*Exercise*
Go through the material below and copy each line where the word "Mohsin" appears.

• • • • • • •

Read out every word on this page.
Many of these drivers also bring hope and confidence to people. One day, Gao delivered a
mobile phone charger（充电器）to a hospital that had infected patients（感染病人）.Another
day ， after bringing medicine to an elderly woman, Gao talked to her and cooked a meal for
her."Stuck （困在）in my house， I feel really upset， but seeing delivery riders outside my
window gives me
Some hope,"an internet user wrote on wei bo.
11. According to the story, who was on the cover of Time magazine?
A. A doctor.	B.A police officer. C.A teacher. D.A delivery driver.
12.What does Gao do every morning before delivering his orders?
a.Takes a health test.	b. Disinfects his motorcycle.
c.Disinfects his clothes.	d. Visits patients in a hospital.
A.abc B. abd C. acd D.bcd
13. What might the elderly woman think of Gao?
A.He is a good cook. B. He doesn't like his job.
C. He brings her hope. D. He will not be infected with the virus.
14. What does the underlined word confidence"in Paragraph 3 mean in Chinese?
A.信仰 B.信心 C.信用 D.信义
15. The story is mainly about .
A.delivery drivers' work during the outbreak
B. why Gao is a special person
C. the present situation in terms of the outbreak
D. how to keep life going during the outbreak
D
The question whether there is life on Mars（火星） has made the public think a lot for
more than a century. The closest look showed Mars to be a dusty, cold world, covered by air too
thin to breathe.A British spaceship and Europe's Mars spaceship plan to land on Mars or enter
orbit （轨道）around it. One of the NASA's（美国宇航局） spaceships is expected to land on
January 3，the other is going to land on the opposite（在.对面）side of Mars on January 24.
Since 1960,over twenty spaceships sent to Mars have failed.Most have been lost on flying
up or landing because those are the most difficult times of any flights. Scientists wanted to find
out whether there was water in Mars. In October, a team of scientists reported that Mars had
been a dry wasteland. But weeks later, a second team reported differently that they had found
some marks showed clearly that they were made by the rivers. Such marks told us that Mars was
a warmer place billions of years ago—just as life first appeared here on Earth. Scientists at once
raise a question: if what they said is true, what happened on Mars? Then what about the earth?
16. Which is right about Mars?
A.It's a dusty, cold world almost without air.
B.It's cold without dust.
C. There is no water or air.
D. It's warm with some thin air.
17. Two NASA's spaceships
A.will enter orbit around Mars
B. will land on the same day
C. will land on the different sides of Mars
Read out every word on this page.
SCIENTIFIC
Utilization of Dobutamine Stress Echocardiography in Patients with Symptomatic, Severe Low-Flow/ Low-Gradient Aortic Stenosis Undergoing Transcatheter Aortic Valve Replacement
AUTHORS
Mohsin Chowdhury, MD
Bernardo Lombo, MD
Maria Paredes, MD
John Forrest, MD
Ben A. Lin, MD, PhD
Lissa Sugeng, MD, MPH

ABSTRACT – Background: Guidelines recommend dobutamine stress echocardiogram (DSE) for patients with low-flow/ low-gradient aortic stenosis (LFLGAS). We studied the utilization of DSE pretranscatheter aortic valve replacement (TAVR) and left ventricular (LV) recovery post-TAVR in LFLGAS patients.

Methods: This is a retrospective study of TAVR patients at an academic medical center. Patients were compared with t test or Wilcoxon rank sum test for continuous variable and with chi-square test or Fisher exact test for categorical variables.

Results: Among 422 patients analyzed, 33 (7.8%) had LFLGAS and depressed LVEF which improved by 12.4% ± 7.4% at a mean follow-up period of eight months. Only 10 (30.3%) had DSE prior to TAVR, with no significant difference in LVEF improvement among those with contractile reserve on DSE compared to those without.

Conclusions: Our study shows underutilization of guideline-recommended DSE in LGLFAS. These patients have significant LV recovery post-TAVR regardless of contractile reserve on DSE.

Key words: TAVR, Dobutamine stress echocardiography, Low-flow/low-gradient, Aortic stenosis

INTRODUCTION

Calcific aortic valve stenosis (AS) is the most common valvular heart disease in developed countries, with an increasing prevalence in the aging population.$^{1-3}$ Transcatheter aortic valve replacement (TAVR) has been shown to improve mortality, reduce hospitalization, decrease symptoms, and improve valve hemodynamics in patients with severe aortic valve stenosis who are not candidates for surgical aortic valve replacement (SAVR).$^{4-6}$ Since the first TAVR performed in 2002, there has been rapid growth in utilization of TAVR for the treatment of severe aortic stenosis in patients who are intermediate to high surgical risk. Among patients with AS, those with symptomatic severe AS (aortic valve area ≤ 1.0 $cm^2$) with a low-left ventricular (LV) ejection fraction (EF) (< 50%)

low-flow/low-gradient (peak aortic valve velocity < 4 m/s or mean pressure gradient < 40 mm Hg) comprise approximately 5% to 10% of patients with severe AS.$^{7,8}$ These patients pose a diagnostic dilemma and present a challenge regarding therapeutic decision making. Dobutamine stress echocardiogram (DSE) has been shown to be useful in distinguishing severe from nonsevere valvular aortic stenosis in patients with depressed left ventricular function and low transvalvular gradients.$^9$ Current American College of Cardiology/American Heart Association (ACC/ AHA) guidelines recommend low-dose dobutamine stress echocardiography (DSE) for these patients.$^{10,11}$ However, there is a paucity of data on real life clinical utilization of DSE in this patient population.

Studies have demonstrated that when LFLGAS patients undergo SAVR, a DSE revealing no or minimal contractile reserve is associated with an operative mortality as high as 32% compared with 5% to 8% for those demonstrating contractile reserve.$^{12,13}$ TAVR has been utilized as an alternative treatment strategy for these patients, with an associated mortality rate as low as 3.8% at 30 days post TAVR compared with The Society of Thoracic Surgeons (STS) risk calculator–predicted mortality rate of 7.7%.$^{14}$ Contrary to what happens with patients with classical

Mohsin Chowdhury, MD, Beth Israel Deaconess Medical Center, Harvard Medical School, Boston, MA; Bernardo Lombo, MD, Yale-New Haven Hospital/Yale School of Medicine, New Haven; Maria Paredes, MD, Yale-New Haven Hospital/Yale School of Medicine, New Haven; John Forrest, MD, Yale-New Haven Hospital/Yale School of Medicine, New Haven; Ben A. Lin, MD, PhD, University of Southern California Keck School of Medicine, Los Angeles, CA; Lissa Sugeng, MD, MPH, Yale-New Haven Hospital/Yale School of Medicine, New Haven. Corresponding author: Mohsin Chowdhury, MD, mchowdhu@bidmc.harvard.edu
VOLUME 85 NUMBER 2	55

• • • • • • •

*Output of the exercise*
Mohsin Chowdhury, MD
Mohsin Chowdhury, MD, Beth Israel Deaconess Medical Center, Harvard Medical School, Boston, MA; Bernardo Lombo, MD, Yale-New Haven Hospital/Yale School of Medicine, New Haven; Maria Paredes, MD, Yale-New Haven Hospital/Yale School of Medicine, New Haven; John Forrest, MD, Yale-New Haven Hospital/Yale School of Medicine, New Haven; Ben A. Lin, MD, PhD, University of Southern California Keck School of Medicine, Los Angeles, CA; Lissa Sugeng, MD, MPH, Yale-New Haven Hospital/Yale School of Medicine, New Haven. Corresponding author: Mohsin Chowdhury, MD, mchowdhu@bidmc.harvard.edu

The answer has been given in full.